→ **SUPPLIED DATA**:
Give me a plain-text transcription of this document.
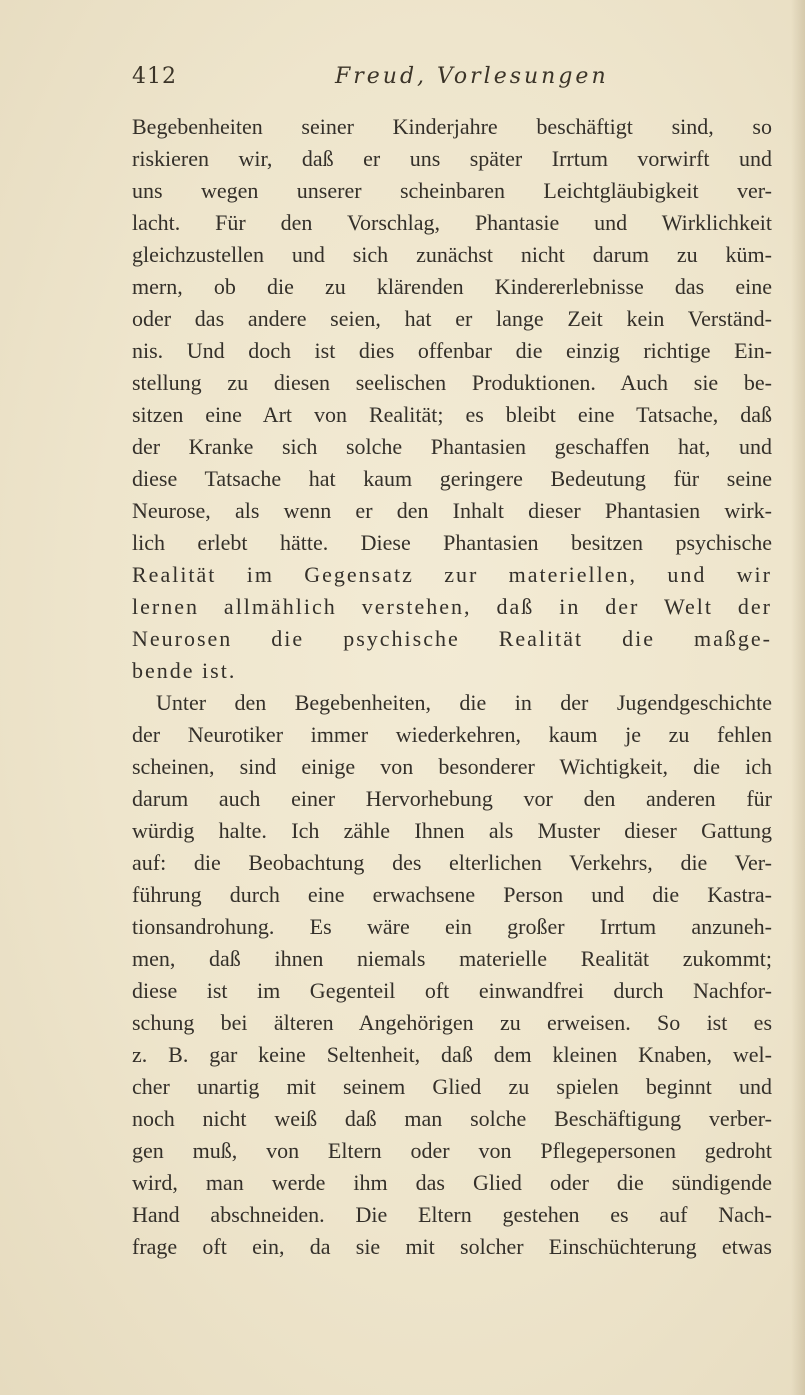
412	Freud, Vorlesungen
Begebenheiten seiner Kinderjahre beschäftigt sind, so
riskieren wir, daß er uns später Irrtum vorwirft und
uns wegen unserer scheinbaren Leichtgläubigkeit ver-
lacht. Für den Vorschlag, Phantasie und Wirklichkeit
gleichzustellen und sich zunächst nicht darum zu küm-
mern, ob die zu klärenden Kindererlebnisse das eine
oder das andere seien, hat er lange Zeit kein Verständ-
nis. Und doch ist dies offenbar die einzig richtige Ein-
stellung zu diesen seelischen Produktionen. Auch sie be-
sitzen eine Art von Realität; es bleibt eine Tatsache, daß
der Kranke sich solche Phantasien geschaffen hat, und
diese Tatsache hat kaum geringere Bedeutung für seine
Neurose, als wenn er den Inhalt dieser Phantasien wirk-
lich erlebt hätte. Diese Phantasien besitzen psychische
Realität im Gegensatz zur materiellen, und wir
lernen allmählich verstehen, daß in der Welt der
Neurosen die psychische Realität die maßge-
bende ist.
Unter den Begebenheiten, die in der Jugendgeschichte
der Neurotiker immer wiederkehren, kaum je zu fehlen
scheinen, sind einige von besonderer Wichtigkeit, die ich
darum auch einer Hervorhebung vor den anderen für
würdig halte. Ich zähle Ihnen als Muster dieser Gattung
auf: die Beobachtung des elterlichen Verkehrs, die Ver-
führung durch eine erwachsene Person und die Kastra-
tionsandrohung. Es wäre ein großer Irrtum anzuneh-
men, daß ihnen niemals materielle Realität zukommt;
diese ist im Gegenteil oft einwandfrei durch Nachfor-
schung bei älteren Angehörigen zu erweisen. So ist es
z. B. gar keine Seltenheit, daß dem kleinen Knaben, wel-
cher unartig mit seinem Glied zu spielen beginnt und
noch nicht weiß daß man solche Beschäftigung verber-
gen muß, von Eltern oder von Pflegepersonen gedroht
wird, man werde ihm das Glied oder die sündigende
Hand abschneiden. Die Eltern gestehen es auf Nach-
frage oft ein, da sie mit solcher Einschüchterung etwas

→ **SHORT TASK**:
Each line of the data is to be duplicated exactly; pictures stay out of the copy.

→ **RESPONSE**:
Give me a plain-text transcription of this document.
412	Freud, Vorlesungen
Begebenheiten seiner Kinderjahre beschäftigt sind, so
riskieren wir, daß er uns später Irrtum vorwirft und
uns wegen unserer scheinbaren Leichtgläubigkeit ver-
lacht. Für den Vorschlag, Phantasie und Wirklichkeit
gleichzustellen und sich zunächst nicht darum zu küm-
mern, ob die zu klärenden Kindererlebnisse das eine
oder das andere seien, hat er lange Zeit kein Verständ-
nis. Und doch ist dies offenbar die einzig richtige Ein-
stellung zu diesen seelischen Produktionen. Auch sie be-
sitzen eine Art von Realität; es bleibt eine Tatsache, daß
der Kranke sich solche Phantasien geschaffen hat, und
diese Tatsache hat kaum geringere Bedeutung für seine
Neurose, als wenn er den Inhalt dieser Phantasien wirk-
lich erlebt hätte. Diese Phantasien besitzen psychische
Realität im Gegensatz zur materiellen, und wir
lernen allmählich verstehen, daß in der Welt der
Neurosen die psychische Realität die maßge-
bende ist.
Unter den Begebenheiten, die in der Jugendgeschichte
der Neurotiker immer wiederkehren, kaum je zu fehlen
scheinen, sind einige von besonderer Wichtigkeit, die ich
darum auch einer Hervorhebung vor den anderen für
würdig halte. Ich zähle Ihnen als Muster dieser Gattung
auf: die Beobachtung des elterlichen Verkehrs, die Ver-
führung durch eine erwachsene Person und die Kastra-
tionsandrohung. Es wäre ein großer Irrtum anzuneh-
men, daß ihnen niemals materielle Realität zukommt;
diese ist im Gegenteil oft einwandfrei durch Nachfor-
schung bei älteren Angehörigen zu erweisen. So ist es
z. B. gar keine Seltenheit, daß dem kleinen Knaben, wel-
cher unartig mit seinem Glied zu spielen beginnt und
noch nicht weiß daß man solche Beschäftigung verber-
gen muß, von Eltern oder von Pflegepersonen gedroht
wird, man werde ihm das Glied oder die sündigende
Hand abschneiden. Die Eltern gestehen es auf Nach-
frage oft ein, da sie mit solcher Einschüchterung etwas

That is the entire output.